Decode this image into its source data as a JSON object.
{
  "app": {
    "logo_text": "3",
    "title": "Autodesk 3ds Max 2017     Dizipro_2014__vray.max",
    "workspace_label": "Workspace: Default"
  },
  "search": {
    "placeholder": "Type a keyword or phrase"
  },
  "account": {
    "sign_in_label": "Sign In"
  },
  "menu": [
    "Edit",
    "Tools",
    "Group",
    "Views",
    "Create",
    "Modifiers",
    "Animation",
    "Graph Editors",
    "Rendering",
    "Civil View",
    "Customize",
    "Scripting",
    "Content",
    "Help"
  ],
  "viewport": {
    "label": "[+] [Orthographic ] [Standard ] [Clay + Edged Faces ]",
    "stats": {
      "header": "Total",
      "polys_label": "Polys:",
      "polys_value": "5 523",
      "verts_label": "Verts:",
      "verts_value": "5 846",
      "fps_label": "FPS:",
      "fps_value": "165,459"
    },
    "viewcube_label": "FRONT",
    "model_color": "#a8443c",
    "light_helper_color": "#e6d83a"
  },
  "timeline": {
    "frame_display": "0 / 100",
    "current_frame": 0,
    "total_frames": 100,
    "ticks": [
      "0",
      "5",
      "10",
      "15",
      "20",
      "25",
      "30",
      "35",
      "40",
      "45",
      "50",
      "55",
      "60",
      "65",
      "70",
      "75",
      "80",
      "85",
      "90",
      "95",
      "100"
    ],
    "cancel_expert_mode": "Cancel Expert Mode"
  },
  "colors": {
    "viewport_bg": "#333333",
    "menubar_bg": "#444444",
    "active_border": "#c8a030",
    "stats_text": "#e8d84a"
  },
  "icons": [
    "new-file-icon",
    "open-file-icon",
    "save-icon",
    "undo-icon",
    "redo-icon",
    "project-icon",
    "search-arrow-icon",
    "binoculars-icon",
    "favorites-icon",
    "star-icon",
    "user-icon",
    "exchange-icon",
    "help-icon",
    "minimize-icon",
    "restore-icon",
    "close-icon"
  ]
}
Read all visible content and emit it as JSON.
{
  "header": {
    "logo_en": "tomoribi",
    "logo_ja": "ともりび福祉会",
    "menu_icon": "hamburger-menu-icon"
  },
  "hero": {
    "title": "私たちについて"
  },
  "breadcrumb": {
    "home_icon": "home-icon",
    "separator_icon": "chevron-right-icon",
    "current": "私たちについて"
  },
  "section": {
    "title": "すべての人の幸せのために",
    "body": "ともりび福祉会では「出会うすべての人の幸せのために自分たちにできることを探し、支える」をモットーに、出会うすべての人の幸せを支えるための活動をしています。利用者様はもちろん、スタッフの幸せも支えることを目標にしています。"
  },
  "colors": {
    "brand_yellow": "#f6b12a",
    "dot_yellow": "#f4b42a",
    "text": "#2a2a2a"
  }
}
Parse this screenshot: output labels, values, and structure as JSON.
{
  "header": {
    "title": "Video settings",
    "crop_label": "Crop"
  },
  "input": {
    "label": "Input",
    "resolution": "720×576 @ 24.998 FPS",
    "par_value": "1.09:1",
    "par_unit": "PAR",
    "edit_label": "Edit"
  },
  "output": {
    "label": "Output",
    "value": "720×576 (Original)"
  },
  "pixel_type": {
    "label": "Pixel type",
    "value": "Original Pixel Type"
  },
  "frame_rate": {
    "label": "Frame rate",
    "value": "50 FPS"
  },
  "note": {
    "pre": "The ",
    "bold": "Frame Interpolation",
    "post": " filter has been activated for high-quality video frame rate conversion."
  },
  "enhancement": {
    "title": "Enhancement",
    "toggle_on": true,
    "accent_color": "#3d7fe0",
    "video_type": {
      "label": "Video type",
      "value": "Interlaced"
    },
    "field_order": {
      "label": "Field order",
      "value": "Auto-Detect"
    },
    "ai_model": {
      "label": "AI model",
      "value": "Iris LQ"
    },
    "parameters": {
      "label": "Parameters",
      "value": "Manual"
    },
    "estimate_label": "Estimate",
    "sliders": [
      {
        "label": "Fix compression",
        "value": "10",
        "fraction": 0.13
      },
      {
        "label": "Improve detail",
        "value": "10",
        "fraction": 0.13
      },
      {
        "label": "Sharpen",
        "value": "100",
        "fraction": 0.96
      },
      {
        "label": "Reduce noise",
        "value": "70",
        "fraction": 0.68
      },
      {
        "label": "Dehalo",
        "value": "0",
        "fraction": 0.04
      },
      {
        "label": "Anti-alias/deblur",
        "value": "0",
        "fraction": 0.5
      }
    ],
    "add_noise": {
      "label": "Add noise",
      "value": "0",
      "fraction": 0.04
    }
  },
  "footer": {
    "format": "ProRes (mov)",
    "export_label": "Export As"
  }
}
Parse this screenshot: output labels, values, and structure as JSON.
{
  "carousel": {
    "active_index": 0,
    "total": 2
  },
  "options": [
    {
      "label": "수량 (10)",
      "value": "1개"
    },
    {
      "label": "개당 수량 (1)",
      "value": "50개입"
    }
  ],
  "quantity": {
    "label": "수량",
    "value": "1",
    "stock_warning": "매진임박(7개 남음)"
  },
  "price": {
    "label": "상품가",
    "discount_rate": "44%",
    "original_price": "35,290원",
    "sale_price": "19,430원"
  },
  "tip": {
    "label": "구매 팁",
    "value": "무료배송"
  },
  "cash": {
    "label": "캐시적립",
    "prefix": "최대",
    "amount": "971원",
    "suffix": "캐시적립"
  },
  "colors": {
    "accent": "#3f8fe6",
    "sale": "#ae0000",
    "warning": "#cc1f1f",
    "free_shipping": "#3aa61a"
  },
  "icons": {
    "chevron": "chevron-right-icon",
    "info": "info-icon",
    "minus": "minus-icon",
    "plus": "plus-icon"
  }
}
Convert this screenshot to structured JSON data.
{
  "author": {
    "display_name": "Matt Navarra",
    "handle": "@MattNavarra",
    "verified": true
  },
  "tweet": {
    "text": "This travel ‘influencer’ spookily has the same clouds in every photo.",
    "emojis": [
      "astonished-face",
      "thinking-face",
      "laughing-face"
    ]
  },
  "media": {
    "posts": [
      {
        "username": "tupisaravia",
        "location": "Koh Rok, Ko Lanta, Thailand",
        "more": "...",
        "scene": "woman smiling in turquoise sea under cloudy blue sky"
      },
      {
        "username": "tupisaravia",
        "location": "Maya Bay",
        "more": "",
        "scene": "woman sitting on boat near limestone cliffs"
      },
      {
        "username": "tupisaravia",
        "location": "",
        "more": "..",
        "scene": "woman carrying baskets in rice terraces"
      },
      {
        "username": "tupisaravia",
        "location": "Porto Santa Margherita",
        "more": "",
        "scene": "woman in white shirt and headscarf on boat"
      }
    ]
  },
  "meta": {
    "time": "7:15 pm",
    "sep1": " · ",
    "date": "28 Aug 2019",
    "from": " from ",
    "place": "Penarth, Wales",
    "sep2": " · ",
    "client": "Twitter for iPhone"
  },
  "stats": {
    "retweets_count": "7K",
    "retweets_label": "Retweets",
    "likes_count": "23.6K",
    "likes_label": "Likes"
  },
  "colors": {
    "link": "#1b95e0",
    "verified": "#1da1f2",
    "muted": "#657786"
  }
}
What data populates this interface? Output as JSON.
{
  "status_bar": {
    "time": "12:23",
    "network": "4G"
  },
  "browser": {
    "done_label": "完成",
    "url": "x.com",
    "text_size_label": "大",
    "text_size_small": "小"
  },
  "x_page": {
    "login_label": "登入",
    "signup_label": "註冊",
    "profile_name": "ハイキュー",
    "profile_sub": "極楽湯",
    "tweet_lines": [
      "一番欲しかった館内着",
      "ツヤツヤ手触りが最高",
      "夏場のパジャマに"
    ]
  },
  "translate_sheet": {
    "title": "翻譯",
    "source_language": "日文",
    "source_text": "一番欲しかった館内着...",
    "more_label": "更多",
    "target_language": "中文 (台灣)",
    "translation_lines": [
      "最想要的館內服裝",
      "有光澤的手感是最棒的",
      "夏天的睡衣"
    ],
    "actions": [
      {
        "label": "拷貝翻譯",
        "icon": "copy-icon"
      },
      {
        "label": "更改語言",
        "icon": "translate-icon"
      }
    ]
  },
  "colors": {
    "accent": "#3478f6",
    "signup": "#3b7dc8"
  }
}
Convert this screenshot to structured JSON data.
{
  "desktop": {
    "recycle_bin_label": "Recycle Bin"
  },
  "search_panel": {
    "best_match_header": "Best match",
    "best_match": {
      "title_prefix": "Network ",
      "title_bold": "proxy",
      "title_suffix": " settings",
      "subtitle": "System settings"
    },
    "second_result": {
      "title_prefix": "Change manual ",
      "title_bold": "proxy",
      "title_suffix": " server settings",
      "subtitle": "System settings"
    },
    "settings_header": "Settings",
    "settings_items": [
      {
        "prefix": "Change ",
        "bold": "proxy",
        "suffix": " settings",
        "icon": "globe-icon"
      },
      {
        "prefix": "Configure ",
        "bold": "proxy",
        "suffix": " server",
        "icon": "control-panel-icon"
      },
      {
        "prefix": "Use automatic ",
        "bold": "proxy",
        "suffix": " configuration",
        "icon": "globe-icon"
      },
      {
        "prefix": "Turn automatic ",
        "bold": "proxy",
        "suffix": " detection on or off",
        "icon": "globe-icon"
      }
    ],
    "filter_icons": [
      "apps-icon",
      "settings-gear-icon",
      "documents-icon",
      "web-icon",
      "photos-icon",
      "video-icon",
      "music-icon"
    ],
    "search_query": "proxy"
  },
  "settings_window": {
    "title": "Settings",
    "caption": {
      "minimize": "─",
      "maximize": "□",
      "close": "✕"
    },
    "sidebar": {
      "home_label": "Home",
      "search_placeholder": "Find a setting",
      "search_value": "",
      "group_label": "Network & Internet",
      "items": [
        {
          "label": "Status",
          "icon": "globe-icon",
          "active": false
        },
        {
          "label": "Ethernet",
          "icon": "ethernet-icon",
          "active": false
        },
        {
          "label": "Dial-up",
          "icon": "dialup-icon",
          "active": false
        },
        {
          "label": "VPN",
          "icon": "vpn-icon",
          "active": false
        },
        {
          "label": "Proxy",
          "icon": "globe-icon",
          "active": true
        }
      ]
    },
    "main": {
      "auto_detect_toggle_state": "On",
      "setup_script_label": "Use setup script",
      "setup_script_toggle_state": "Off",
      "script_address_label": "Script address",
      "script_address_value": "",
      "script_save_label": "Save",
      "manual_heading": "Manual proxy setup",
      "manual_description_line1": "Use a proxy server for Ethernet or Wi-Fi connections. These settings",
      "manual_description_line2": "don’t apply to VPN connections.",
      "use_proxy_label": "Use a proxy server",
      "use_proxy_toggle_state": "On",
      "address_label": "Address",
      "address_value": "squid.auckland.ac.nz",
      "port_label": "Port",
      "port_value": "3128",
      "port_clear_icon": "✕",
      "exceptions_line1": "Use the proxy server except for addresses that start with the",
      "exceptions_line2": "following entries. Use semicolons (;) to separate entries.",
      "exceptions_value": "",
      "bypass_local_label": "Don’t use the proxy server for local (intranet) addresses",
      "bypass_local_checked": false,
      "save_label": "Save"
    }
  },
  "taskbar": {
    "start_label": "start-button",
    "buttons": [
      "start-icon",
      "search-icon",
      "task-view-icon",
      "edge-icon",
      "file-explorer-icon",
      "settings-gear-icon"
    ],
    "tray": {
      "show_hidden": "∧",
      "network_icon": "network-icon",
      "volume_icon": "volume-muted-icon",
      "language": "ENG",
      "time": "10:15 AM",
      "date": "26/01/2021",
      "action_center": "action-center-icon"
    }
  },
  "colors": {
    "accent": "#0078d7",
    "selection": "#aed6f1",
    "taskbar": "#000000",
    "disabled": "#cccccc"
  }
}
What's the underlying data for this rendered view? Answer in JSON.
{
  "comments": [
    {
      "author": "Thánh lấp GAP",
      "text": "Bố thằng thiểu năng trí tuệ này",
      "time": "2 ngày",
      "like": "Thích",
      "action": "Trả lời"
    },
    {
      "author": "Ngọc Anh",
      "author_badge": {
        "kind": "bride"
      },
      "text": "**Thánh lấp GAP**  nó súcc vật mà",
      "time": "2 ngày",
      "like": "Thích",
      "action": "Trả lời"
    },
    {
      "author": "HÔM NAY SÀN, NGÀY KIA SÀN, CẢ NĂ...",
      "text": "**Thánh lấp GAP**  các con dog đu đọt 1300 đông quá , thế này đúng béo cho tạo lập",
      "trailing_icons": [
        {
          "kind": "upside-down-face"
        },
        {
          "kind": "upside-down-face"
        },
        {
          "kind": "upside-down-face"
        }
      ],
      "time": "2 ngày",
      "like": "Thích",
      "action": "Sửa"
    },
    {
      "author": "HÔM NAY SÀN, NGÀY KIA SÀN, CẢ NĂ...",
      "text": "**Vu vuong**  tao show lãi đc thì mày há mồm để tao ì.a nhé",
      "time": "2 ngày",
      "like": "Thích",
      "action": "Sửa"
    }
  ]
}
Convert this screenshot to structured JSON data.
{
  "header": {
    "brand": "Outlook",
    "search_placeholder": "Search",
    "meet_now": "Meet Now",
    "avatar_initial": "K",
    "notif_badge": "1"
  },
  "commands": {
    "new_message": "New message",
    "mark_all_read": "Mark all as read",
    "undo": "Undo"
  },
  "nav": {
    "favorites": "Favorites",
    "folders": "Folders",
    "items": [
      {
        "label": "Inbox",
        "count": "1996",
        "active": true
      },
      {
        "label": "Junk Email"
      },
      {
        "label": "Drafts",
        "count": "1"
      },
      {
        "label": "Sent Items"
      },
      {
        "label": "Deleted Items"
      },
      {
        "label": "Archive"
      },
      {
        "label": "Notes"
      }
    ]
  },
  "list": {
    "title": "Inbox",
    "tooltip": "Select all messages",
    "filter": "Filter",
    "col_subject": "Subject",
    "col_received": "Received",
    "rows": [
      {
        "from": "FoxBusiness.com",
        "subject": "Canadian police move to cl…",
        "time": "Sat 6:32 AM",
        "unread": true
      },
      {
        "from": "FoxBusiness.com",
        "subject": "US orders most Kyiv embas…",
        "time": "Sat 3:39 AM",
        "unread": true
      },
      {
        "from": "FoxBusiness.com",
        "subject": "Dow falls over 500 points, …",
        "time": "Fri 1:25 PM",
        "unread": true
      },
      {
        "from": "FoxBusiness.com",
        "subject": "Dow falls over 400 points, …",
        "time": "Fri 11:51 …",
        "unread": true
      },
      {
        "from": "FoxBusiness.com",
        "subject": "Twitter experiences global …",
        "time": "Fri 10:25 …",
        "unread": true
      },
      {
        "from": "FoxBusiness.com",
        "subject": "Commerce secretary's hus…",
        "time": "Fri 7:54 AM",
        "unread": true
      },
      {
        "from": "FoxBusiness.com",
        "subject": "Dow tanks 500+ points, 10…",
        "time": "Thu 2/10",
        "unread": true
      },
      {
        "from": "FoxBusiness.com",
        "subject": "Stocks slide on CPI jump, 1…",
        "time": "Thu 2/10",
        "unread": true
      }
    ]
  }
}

__EXERCISE DIRECTIONS__
Locate the word "start" in the data above. Copy every line carrying it.

__THE COMPLETED TASK__
      "exceptions_line1": "Use the proxy server except for addresses that start with the",
    "start_label": "start-button",
      "start-icon",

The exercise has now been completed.